Exercise task: Reproduce all lines of the listing below in which the word "Valea" occurs.

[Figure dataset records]
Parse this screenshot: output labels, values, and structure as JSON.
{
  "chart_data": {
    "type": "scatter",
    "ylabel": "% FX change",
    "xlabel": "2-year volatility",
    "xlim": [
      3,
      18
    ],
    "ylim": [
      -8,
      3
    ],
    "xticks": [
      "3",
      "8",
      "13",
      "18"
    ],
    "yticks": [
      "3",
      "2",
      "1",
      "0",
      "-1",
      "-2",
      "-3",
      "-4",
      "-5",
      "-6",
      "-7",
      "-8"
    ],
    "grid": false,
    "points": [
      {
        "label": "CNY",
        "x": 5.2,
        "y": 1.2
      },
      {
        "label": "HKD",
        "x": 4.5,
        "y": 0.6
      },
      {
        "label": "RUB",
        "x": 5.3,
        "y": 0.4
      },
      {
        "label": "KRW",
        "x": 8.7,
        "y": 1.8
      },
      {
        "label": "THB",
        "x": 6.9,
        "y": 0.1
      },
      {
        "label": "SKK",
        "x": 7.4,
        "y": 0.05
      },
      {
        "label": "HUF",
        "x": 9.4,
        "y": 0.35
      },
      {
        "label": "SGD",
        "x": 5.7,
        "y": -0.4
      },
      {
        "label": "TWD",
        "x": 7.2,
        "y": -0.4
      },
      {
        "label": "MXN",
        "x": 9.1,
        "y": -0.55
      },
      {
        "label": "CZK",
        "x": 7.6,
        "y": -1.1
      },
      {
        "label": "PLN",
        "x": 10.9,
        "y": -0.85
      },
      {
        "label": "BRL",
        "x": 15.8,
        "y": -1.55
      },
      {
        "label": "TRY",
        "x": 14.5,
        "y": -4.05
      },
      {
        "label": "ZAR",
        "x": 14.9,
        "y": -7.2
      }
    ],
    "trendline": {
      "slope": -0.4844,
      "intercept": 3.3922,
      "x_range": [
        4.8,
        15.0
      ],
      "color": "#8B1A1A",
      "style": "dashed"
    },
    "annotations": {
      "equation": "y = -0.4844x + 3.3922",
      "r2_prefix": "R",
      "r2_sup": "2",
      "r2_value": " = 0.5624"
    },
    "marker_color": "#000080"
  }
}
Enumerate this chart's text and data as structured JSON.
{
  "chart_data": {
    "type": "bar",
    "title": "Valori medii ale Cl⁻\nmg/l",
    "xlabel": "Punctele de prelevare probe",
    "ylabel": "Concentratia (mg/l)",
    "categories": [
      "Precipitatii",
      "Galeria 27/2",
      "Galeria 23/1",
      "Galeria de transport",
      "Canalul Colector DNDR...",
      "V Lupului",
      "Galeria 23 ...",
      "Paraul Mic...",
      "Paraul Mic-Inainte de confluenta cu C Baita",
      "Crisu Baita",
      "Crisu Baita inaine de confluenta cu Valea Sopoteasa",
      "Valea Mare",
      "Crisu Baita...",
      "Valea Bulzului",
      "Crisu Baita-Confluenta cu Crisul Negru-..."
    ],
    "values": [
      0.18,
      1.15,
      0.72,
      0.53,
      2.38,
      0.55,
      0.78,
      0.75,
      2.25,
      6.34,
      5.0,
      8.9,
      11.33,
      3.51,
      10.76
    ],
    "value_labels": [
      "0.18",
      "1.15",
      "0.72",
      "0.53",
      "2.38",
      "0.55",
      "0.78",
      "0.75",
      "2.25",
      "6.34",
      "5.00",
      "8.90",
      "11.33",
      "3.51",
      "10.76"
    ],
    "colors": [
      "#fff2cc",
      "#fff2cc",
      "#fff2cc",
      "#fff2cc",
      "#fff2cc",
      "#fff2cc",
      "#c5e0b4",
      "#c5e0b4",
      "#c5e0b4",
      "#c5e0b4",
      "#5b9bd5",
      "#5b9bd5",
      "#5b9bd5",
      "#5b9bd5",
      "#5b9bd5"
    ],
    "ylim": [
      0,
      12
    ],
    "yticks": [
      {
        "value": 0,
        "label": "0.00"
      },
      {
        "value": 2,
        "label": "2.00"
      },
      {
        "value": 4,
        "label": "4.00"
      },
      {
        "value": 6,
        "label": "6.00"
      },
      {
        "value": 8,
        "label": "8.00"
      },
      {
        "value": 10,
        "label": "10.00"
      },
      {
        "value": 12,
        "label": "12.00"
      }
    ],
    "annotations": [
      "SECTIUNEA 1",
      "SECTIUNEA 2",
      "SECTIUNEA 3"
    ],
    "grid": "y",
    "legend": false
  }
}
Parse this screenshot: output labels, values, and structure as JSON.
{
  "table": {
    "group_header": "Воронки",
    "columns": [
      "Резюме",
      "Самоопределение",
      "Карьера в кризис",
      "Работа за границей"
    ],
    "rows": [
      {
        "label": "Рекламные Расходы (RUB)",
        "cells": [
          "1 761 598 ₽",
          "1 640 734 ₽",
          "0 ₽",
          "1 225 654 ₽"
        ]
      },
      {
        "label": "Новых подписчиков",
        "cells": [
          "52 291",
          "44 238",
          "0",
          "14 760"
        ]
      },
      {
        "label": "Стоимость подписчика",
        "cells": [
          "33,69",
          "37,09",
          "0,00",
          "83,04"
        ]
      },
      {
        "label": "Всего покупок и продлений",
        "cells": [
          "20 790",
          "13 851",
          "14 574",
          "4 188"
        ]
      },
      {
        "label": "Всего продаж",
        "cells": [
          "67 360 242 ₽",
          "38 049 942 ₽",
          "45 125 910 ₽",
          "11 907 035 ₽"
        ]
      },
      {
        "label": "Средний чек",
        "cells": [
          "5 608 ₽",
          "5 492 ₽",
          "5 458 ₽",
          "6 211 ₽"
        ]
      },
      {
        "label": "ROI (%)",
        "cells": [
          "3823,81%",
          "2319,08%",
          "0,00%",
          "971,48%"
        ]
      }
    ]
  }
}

Right answer:
      "Crisu Baita inaine de confluenta cu Valea Sopoteasa",
      "Valea Mare",
      "Valea Bulzului",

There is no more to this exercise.